- Required work:
Please reproduce, word for word, the stretch of items from the line containing "- Circle shape: [135, 695, 145, 705]" through the line containing "- Circle shape: [850, 672, 906, 728]", including both of those lines.

- Records provided:
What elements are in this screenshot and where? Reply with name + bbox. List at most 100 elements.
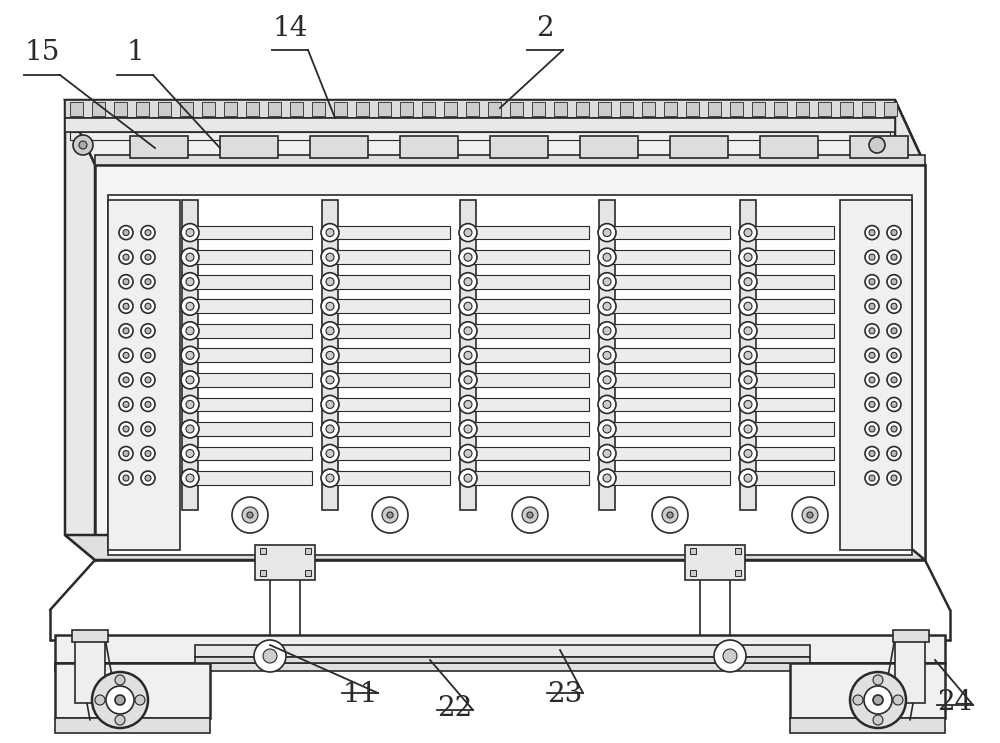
- Circle shape: [135, 695, 145, 705]
- Text: 22: 22: [437, 695, 473, 721]
- Polygon shape: [65, 100, 95, 560]
- Circle shape: [739, 444, 757, 463]
- Bar: [332, 324, 450, 337]
- Bar: [840, 102, 853, 116]
- Bar: [609, 299, 730, 313]
- Circle shape: [850, 672, 906, 728]
- Circle shape: [459, 371, 477, 389]
- Circle shape: [119, 250, 133, 265]
- Circle shape: [119, 348, 133, 363]
- Bar: [750, 226, 834, 239]
- Circle shape: [372, 497, 408, 533]
- Bar: [895, 638, 925, 703]
- Circle shape: [603, 474, 611, 482]
- Circle shape: [181, 224, 199, 241]
- Bar: [750, 275, 834, 288]
- Bar: [65, 100, 895, 118]
- Bar: [850, 136, 908, 158]
- Text: 23: 23: [547, 681, 583, 709]
- Circle shape: [891, 352, 897, 358]
- Bar: [75, 638, 105, 703]
- Circle shape: [739, 322, 757, 340]
- Bar: [422, 102, 435, 116]
- Circle shape: [603, 327, 611, 335]
- Bar: [192, 398, 312, 412]
- Circle shape: [869, 254, 875, 260]
- Bar: [444, 102, 457, 116]
- Circle shape: [321, 469, 339, 487]
- Bar: [268, 102, 281, 116]
- Circle shape: [123, 303, 129, 309]
- Circle shape: [326, 229, 334, 236]
- Circle shape: [603, 302, 611, 311]
- Circle shape: [869, 352, 875, 358]
- Bar: [664, 102, 677, 116]
- Circle shape: [459, 224, 477, 241]
- Bar: [642, 102, 655, 116]
- Circle shape: [141, 275, 155, 289]
- Circle shape: [181, 346, 199, 364]
- Circle shape: [891, 450, 897, 456]
- Bar: [332, 471, 450, 485]
- Circle shape: [869, 426, 875, 432]
- Circle shape: [464, 351, 472, 360]
- Circle shape: [739, 371, 757, 389]
- Circle shape: [603, 278, 611, 286]
- Bar: [322, 200, 338, 510]
- Circle shape: [387, 512, 393, 518]
- Bar: [470, 250, 589, 264]
- Circle shape: [459, 469, 477, 487]
- Circle shape: [598, 273, 616, 291]
- Circle shape: [891, 475, 897, 481]
- Circle shape: [181, 248, 199, 266]
- Circle shape: [802, 507, 818, 523]
- Circle shape: [598, 346, 616, 364]
- Bar: [670, 136, 728, 158]
- Circle shape: [603, 253, 611, 261]
- Circle shape: [887, 373, 901, 387]
- Bar: [790, 718, 945, 733]
- Circle shape: [667, 512, 673, 518]
- Circle shape: [186, 229, 194, 236]
- Bar: [108, 200, 180, 550]
- Bar: [65, 118, 895, 132]
- Circle shape: [181, 444, 199, 463]
- Bar: [255, 545, 315, 580]
- Bar: [192, 373, 312, 386]
- Bar: [136, 102, 149, 116]
- Circle shape: [145, 426, 151, 432]
- Circle shape: [464, 229, 472, 236]
- Bar: [220, 136, 278, 158]
- Circle shape: [145, 279, 151, 285]
- Circle shape: [598, 297, 616, 315]
- Circle shape: [119, 373, 133, 387]
- Bar: [818, 102, 831, 116]
- Circle shape: [887, 422, 901, 436]
- Circle shape: [887, 447, 901, 461]
- Circle shape: [865, 447, 879, 461]
- Bar: [840, 200, 912, 550]
- Circle shape: [242, 507, 258, 523]
- Circle shape: [598, 420, 616, 438]
- Circle shape: [598, 322, 616, 340]
- Circle shape: [744, 474, 752, 482]
- Circle shape: [123, 352, 129, 358]
- Circle shape: [106, 686, 134, 714]
- Circle shape: [865, 250, 879, 265]
- Circle shape: [181, 469, 199, 487]
- Circle shape: [145, 328, 151, 334]
- Circle shape: [603, 351, 611, 360]
- Bar: [470, 471, 589, 485]
- Circle shape: [887, 250, 901, 265]
- Bar: [246, 102, 259, 116]
- Text: 11: 11: [342, 681, 378, 709]
- Bar: [796, 102, 809, 116]
- Circle shape: [247, 512, 253, 518]
- Circle shape: [464, 425, 472, 433]
- Circle shape: [145, 230, 151, 236]
- Circle shape: [744, 253, 752, 261]
- Bar: [609, 447, 730, 461]
- Circle shape: [459, 420, 477, 438]
- Bar: [774, 102, 787, 116]
- Circle shape: [744, 450, 752, 458]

- Finished exercise:
- Circle shape: [135, 695, 145, 705]
- Text: 22: 22: [437, 695, 473, 721]
- Polygon shape: [65, 100, 95, 560]
- Circle shape: [739, 444, 757, 463]
- Bar: [332, 324, 450, 337]
- Bar: [840, 102, 853, 116]
- Bar: [609, 299, 730, 313]
- Circle shape: [850, 672, 906, 728]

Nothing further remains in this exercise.